-- Start --
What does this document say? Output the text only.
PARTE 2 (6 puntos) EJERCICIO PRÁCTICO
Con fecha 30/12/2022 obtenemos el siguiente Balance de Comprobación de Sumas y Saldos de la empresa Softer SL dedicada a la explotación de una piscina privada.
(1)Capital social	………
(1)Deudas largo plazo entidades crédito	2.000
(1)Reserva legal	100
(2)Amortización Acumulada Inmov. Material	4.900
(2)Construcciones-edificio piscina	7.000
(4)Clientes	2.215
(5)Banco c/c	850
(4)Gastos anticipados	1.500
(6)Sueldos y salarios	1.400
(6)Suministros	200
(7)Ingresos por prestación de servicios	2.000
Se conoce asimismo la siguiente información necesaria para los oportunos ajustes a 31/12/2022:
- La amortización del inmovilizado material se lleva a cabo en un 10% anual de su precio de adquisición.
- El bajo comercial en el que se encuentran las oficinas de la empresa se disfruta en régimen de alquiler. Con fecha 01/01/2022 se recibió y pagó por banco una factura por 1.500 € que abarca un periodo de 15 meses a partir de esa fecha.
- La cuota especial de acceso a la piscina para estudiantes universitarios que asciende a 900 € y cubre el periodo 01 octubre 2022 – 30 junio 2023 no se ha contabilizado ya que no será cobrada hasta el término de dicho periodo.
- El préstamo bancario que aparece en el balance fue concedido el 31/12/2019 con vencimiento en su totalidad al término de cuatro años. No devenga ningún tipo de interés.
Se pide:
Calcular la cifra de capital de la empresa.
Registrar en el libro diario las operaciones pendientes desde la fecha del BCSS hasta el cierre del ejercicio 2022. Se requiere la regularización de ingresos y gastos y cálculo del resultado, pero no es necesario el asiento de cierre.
-- End --
**WHAT TO WORK ON:** Transcribe every entry word for word.

**SOLUTION TO THE PROBLEM:**
What does this document say? Output the text only.
PARTE 2 (6 puntos) EJERCICIO PRÁCTICO
Con fecha 30/12/2022 obtenemos el siguiente Balance de Comprobación de Sumas y Saldos de la empresa Softer SL dedicada a la explotación de una piscina privada.
(1)Capital social	………
(1)Deudas largo plazo entidades crédito	2.000
(1)Reserva legal	100
(2)Amortización Acumulada Inmov. Material	4.900
(2)Construcciones-edificio piscina	7.000
(4)Clientes	2.215
(5)Banco c/c	850
(4)Gastos anticipados	1.500
(6)Sueldos y salarios	1.400
(6)Suministros	200
(7)Ingresos por prestación de servicios	2.000
Se conoce asimismo la siguiente información necesaria para los oportunos ajustes a 31/12/2022:
- La amortización del inmovilizado material se lleva a cabo en un 10% anual de su precio de adquisición.
- El bajo comercial en el que se encuentran las oficinas de la empresa se disfruta en régimen de alquiler. Con fecha 01/01/2022 se recibió y pagó por banco una factura por 1.500 € que abarca un periodo de 15 meses a partir de esa fecha.
- La cuota especial de acceso a la piscina para estudiantes universitarios que asciende a 900 € y cubre el periodo 01 octubre 2022 – 30 junio 2023 no se ha contabilizado ya que no será cobrada hasta el término de dicho periodo.
- El préstamo bancario que aparece en el balance fue concedido el 31/12/2019 con vencimiento en su totalidad al término de cuatro años. No devenga ningún tipo de interés.
Se pide:
Calcular la cifra de capital de la empresa.
Registrar en el libro diario las operaciones pendientes desde la fecha del BCSS hasta el cierre del ejercicio 2022. Se requiere la regularización de ingresos y gastos y cálculo del resultado, pero no es necesario el asiento de cierre.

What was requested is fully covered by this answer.